## DO THIS
Reproduce the complete listing without any deviation.

## DATASET EXTRACT
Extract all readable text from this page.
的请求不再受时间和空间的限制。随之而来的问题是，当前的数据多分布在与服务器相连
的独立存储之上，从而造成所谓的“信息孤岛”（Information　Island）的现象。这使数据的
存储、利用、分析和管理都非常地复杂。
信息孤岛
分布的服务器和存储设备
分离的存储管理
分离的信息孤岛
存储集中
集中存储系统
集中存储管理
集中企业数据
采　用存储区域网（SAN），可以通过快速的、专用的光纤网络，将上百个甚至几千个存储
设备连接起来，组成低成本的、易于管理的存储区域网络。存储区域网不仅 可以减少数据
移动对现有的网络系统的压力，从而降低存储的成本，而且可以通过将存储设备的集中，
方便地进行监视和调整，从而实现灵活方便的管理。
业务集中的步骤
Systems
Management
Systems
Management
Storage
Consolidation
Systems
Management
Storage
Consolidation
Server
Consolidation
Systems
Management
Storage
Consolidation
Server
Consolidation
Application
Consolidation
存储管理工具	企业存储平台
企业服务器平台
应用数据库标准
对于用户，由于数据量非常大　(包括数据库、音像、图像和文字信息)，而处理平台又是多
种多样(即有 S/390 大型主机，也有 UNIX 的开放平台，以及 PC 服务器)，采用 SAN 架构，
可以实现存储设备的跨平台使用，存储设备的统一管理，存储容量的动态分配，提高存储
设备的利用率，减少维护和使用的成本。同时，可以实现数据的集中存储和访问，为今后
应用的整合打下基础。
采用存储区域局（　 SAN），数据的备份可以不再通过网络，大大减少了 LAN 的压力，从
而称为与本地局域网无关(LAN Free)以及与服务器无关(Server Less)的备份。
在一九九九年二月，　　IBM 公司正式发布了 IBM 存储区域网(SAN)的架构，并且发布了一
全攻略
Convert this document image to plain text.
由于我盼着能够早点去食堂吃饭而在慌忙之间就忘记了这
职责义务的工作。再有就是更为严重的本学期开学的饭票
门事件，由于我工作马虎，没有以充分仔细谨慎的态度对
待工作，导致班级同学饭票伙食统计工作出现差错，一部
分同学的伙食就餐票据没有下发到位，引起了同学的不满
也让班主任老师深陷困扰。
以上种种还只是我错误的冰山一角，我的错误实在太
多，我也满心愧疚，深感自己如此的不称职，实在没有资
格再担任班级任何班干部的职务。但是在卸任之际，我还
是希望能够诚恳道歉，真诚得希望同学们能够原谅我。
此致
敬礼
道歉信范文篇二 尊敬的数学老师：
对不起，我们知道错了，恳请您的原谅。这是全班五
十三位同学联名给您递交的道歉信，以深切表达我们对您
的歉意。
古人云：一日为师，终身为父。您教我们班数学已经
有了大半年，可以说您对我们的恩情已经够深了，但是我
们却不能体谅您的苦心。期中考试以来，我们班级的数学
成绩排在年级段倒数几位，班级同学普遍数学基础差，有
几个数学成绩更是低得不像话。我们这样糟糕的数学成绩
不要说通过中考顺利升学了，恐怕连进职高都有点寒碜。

## EXERCISE ANSWER
Extract all readable text from this page.
的请求不再受时间和空间的限制。随之而来的问题是，当前的数据多分布在与服务器相连
的独立存储之上，从而造成所谓的“信息孤岛”（Information　Island）的现象。这使数据的
存储、利用、分析和管理都非常地复杂。
信息孤岛
分布的服务器和存储设备
分离的存储管理
分离的信息孤岛
存储集中
集中存储系统
集中存储管理
集中企业数据
采　用存储区域网（SAN），可以通过快速的、专用的光纤网络，将上百个甚至几千个存储
设备连接起来，组成低成本的、易于管理的存储区域网络。存储区域网不仅 可以减少数据
移动对现有的网络系统的压力，从而降低存储的成本，而且可以通过将存储设备的集中，
方便地进行监视和调整，从而实现灵活方便的管理。
业务集中的步骤
Systems
Management
Systems
Management
Storage
Consolidation
Systems
Management
Storage
Consolidation
Server
Consolidation
Systems
Management
Storage
Consolidation
Server
Consolidation
Application
Consolidation
存储管理工具	企业存储平台
企业服务器平台
应用数据库标准
对于用户，由于数据量非常大　(包括数据库、音像、图像和文字信息)，而处理平台又是多
种多样(即有 S/390 大型主机，也有 UNIX 的开放平台，以及 PC 服务器)，采用 SAN 架构，
可以实现存储设备的跨平台使用，存储设备的统一管理，存储容量的动态分配，提高存储
设备的利用率，减少维护和使用的成本。同时，可以实现数据的集中存储和访问，为今后
应用的整合打下基础。
采用存储区域局（　 SAN），数据的备份可以不再通过网络，大大减少了 LAN 的压力，从
而称为与本地局域网无关(LAN Free)以及与服务器无关(Server Less)的备份。
在一九九九年二月，　　IBM 公司正式发布了 IBM 存储区域网(SAN)的架构，并且发布了一
全攻略
Convert this document image to plain text.
由于我盼着能够早点去食堂吃饭而在慌忙之间就忘记了这
职责义务的工作。再有就是更为严重的本学期开学的饭票
门事件，由于我工作马虎，没有以充分仔细谨慎的态度对
待工作，导致班级同学饭票伙食统计工作出现差错，一部
分同学的伙食就餐票据没有下发到位，引起了同学的不满
也让班主任老师深陷困扰。
以上种种还只是我错误的冰山一角，我的错误实在太
多，我也满心愧疚，深感自己如此的不称职，实在没有资
格再担任班级任何班干部的职务。但是在卸任之际，我还
是希望能够诚恳道歉，真诚得希望同学们能够原谅我。
此致
敬礼
道歉信范文篇二 尊敬的数学老师：
对不起，我们知道错了，恳请您的原谅。这是全班五
十三位同学联名给您递交的道歉信，以深切表达我们对您
的歉意。
古人云：一日为师，终身为父。您教我们班数学已经
有了大半年，可以说您对我们的恩情已经够深了，但是我
们却不能体谅您的苦心。期中考试以来，我们班级的数学
成绩排在年级段倒数几位，班级同学普遍数学基础差，有
几个数学成绩更是低得不像话。我们这样糟糕的数学成绩
不要说通过中考顺利升学了，恐怕连进职高都有点寒碜。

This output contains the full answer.